◆ WHAT YOU ARE ASKED TO DO
From the entries below, count every line that contains the word "marker". Please give the number and nothing else.

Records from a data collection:
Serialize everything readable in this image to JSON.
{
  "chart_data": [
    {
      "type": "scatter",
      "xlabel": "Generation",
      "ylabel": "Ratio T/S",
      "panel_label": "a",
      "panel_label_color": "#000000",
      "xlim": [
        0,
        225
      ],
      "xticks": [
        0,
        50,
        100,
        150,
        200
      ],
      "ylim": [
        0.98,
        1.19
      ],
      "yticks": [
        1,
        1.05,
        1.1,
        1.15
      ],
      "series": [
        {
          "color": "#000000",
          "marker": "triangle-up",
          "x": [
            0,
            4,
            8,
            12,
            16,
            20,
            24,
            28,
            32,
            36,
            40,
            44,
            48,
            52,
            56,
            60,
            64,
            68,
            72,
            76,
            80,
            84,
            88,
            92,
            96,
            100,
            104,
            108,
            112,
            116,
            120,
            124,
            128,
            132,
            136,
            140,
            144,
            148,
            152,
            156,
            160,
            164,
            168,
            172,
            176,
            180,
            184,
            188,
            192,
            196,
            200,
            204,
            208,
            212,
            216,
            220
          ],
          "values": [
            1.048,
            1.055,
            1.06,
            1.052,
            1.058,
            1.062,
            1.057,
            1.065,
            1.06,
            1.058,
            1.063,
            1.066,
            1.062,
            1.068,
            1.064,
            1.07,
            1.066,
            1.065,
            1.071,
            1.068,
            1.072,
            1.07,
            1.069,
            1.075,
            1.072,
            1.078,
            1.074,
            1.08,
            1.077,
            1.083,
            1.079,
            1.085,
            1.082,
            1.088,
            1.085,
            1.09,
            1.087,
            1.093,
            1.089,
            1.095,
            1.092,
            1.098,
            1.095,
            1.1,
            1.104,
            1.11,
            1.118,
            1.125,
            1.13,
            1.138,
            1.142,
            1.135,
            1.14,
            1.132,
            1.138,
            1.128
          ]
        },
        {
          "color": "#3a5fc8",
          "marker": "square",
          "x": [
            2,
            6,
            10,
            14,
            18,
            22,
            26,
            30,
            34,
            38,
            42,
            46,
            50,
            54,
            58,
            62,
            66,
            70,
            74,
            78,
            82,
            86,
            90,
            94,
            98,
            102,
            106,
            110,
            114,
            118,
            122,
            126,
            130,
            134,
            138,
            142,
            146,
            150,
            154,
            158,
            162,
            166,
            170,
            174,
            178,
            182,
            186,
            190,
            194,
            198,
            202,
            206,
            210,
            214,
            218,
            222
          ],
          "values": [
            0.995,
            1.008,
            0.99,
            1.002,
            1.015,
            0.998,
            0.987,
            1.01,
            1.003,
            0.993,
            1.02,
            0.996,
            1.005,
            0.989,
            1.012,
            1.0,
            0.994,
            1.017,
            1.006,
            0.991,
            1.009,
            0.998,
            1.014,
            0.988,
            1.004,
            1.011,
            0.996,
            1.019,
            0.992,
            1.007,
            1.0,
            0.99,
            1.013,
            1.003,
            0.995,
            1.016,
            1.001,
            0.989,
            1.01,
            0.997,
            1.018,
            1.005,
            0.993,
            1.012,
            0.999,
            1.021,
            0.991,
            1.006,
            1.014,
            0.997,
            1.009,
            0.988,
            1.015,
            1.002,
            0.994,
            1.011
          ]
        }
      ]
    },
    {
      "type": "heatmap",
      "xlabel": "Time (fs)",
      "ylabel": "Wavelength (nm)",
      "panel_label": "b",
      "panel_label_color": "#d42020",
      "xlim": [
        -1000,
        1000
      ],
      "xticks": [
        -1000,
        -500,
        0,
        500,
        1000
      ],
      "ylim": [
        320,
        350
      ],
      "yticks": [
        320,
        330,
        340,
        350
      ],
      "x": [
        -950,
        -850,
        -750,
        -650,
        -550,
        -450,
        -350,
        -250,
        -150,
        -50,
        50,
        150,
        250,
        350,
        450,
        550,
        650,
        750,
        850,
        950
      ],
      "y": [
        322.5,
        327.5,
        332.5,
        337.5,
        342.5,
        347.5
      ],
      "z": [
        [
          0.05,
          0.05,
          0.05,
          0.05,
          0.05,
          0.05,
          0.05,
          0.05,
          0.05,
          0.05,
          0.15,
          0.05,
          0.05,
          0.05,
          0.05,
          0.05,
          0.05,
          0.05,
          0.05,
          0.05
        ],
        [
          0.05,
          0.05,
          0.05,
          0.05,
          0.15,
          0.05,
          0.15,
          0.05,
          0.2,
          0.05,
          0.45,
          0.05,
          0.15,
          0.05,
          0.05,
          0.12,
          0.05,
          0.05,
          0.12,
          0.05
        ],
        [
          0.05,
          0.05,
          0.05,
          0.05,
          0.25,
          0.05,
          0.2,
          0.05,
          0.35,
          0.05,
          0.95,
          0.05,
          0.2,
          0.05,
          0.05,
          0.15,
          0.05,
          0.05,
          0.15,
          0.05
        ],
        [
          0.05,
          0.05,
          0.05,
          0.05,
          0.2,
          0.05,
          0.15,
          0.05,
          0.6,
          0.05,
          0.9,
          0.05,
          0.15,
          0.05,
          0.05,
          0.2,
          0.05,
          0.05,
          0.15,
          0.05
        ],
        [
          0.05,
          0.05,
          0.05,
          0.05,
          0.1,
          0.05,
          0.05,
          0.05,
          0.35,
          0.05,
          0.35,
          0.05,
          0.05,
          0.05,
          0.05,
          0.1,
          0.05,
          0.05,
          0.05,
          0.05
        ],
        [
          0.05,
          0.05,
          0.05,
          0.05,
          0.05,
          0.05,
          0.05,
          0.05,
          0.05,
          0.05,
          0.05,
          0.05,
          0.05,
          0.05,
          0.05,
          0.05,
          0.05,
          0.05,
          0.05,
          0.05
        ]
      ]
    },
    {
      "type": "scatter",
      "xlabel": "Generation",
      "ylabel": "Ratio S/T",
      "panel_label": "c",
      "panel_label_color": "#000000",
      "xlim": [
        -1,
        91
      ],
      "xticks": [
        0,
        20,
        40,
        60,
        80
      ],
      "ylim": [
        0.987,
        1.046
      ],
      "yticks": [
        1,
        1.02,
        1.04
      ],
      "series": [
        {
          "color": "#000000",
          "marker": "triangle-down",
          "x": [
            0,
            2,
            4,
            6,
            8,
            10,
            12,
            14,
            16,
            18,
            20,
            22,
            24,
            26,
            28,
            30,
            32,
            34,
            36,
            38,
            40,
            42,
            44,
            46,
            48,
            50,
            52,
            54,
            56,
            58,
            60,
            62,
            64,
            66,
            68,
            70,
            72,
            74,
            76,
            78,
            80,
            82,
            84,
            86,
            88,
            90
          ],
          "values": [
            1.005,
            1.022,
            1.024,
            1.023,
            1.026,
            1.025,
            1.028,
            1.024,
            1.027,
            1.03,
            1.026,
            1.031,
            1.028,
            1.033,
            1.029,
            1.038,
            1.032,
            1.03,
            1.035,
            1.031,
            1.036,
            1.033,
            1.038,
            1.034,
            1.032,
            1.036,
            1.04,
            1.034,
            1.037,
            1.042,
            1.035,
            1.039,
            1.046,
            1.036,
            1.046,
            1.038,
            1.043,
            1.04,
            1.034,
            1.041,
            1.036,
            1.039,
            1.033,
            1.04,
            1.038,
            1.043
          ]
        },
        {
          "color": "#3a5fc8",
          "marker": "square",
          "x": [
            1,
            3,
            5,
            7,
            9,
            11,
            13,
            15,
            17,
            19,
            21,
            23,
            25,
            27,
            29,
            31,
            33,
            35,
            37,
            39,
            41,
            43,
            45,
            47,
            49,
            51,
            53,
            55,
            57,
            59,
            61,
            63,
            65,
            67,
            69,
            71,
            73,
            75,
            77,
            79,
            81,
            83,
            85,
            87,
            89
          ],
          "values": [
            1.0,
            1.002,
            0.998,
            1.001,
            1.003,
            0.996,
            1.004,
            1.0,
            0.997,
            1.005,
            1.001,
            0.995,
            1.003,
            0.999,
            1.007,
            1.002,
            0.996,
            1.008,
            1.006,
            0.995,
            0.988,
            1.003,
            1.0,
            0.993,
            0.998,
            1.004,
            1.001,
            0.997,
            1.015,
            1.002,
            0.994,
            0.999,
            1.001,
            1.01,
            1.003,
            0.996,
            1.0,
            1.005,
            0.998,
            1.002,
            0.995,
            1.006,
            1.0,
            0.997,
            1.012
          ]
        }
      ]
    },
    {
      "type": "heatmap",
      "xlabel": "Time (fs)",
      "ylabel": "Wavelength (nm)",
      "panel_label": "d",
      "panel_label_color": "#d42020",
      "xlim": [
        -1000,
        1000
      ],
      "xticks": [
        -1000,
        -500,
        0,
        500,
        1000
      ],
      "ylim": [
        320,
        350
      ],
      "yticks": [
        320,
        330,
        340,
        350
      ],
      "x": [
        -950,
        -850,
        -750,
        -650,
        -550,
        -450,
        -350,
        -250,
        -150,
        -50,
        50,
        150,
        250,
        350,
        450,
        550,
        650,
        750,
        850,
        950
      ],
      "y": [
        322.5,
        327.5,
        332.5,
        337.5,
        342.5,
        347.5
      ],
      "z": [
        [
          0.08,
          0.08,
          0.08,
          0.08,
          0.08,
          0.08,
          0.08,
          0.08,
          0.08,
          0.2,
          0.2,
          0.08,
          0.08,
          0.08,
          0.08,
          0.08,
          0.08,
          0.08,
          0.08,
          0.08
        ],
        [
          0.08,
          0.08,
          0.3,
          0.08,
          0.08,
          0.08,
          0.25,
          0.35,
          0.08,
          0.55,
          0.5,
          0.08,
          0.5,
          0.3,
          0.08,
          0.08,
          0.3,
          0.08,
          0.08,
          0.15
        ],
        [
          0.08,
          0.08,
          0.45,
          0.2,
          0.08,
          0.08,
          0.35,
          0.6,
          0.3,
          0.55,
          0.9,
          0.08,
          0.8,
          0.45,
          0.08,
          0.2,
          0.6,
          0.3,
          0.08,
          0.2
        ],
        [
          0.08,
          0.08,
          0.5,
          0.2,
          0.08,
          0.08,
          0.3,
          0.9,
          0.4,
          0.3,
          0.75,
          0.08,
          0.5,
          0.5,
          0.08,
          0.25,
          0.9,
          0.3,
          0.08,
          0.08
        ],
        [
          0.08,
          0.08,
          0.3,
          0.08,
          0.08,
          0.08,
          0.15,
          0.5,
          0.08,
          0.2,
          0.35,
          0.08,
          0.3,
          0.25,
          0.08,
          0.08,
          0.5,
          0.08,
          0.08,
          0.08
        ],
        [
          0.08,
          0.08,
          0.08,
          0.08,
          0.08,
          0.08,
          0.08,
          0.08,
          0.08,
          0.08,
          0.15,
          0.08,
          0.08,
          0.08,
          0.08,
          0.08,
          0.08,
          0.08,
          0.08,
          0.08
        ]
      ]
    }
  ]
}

◆ WRITTEN ANSWER
4